→ **GIVEN TEXT**:
********
Albert W. Overhauser (August 17, 1925 – December 10, 2011) was an American physicist and a member of the National Academy of Sciences. He is best known for his theory of dynamic nuclear polarization known as the Overhauser Effect in nuclear magnetic resonance spectroscopy.

Born in San Diego, California, Overhauser attended high school in San Francisco at Lick-Wilmerding High School  and began his undergraduate work at the University of California, Berkeley in 1942. He interrupted his studies during World War II for a two-year stint in the U.S. Navy Reserve, then returned to Berkeley to complete his education. In 1948 he received undergraduate degrees in physics and mathematics, and in 1951 he received a Ph.D. in physics.
********
→ **TASKS TO CARRY OUT**:
[a] List every year that appears in the Overhauser biography.
[b] Edit the Overhauser biography starting at "Born in San" and ending at "Ph.D. in physics.", putting "period" in place of "stint".
The listing that follows plays no part in this work.

→ **STORED DATA**:
********
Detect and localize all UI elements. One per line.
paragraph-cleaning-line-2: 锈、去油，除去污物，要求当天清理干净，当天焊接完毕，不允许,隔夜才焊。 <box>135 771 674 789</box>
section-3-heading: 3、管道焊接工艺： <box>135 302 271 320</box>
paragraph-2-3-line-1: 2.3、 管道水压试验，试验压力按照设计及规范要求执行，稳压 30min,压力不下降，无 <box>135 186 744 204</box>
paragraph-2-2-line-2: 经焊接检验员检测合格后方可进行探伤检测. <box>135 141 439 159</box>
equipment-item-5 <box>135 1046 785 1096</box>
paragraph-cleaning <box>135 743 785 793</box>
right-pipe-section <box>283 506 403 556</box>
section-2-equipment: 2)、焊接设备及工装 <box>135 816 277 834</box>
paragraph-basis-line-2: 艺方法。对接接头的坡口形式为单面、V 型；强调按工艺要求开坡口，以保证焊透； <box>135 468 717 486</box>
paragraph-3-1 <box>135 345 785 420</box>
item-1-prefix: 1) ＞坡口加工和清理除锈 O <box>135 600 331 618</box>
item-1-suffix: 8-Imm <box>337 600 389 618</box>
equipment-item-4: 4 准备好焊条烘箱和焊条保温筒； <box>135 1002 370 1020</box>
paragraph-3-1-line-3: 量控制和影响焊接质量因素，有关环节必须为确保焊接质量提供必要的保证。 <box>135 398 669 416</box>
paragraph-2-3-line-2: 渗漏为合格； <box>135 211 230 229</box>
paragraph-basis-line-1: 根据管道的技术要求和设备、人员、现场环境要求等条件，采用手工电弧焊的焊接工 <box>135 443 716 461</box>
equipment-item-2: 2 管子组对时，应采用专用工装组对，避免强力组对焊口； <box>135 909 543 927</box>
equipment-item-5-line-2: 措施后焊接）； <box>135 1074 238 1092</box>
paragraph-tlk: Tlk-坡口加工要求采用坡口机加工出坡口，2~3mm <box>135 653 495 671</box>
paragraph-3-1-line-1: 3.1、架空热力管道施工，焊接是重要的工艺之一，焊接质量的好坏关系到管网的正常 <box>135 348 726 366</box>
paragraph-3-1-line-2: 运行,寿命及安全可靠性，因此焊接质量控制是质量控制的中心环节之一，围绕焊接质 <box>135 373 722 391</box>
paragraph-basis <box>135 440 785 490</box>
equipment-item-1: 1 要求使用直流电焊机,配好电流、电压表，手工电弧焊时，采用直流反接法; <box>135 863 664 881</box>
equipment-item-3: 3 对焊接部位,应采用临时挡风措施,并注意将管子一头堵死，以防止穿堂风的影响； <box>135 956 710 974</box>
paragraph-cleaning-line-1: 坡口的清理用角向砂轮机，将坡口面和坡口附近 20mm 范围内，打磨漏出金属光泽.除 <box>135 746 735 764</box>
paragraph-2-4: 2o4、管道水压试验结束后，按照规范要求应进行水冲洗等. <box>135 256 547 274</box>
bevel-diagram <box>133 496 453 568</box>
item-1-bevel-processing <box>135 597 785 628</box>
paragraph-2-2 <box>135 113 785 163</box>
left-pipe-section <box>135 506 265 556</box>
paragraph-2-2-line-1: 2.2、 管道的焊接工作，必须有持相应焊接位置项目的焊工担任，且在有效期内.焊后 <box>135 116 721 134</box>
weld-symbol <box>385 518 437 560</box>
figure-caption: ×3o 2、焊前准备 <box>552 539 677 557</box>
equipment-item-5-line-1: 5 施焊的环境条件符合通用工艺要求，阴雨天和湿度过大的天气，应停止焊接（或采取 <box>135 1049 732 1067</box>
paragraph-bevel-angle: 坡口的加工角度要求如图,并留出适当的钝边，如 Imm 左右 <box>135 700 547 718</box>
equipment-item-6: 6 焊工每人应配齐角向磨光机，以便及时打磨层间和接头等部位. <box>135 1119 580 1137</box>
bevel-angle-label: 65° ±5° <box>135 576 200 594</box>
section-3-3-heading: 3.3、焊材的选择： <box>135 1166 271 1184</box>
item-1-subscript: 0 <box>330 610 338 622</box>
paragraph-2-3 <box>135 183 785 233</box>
********
→ **PER-TASK OUTPUTS**:
[a] 1925, 2011, 1942, 1948, 1951

[b]
Born in San Diego, California, Overhauser attended high school in San Francisco at Lick-Wilmerding High School  and began his undergraduate work at the University of California, Berkeley in 1942. He interrupted his studies during World War II for a two-year period in the U.S. Navy Reserve, then returned to Berkeley to complete his education. In 1948 he received undergraduate degrees in physics and mathematics, and in 1951 he received a Ph.D. in physics.